[WHAT TO PRODUCE] Quote all lines below exactly. Images stay out.

========

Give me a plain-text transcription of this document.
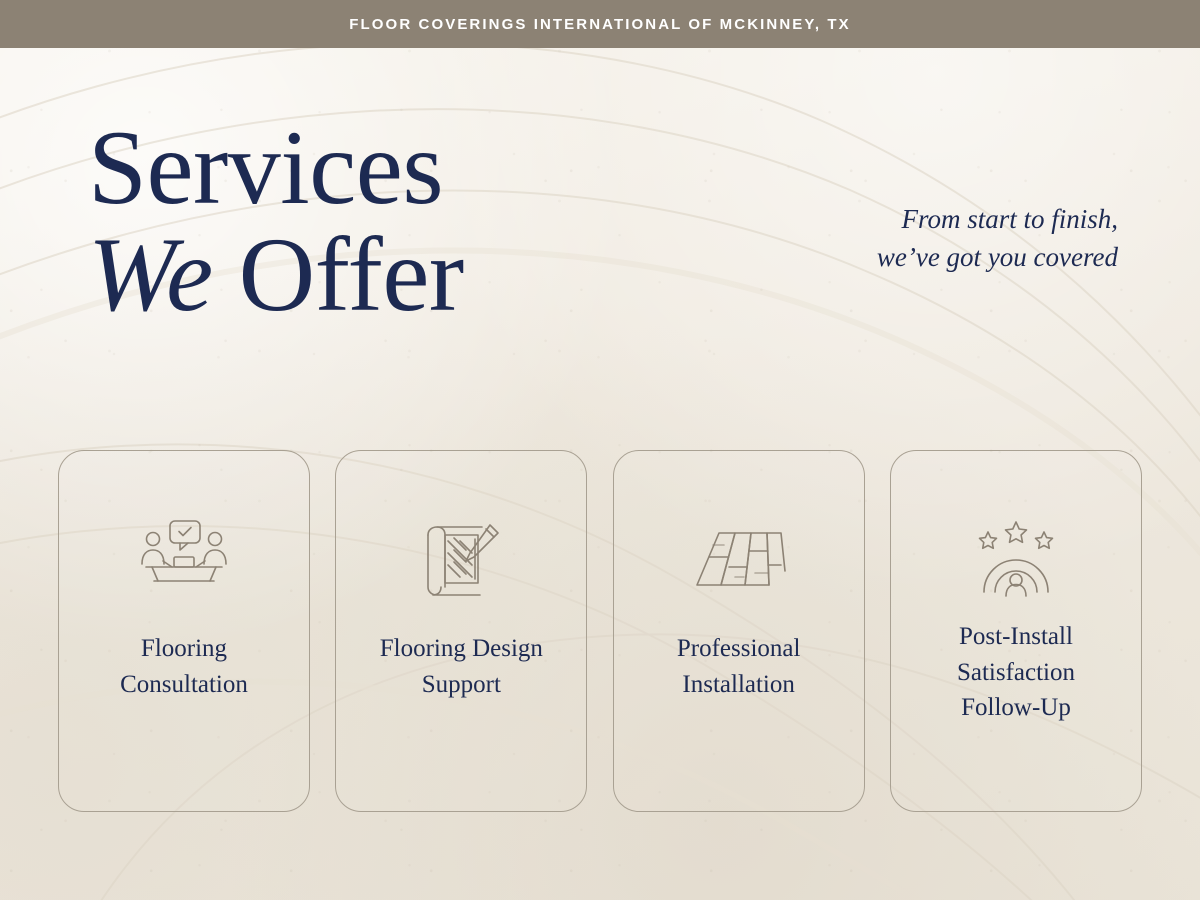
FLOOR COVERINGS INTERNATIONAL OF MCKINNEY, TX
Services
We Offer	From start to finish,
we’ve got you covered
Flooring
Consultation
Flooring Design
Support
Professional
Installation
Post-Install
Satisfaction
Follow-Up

========

[OUTPUT FOR THIS TASK]
Give me a plain-text transcription of this document.
FLOOR COVERINGS INTERNATIONAL OF MCKINNEY, TX
Services
We Offer	From start to finish,
we’ve got you covered
Flooring
Consultation
Flooring Design
Support
Professional
Installation
Post-Install
Satisfaction
Follow-Up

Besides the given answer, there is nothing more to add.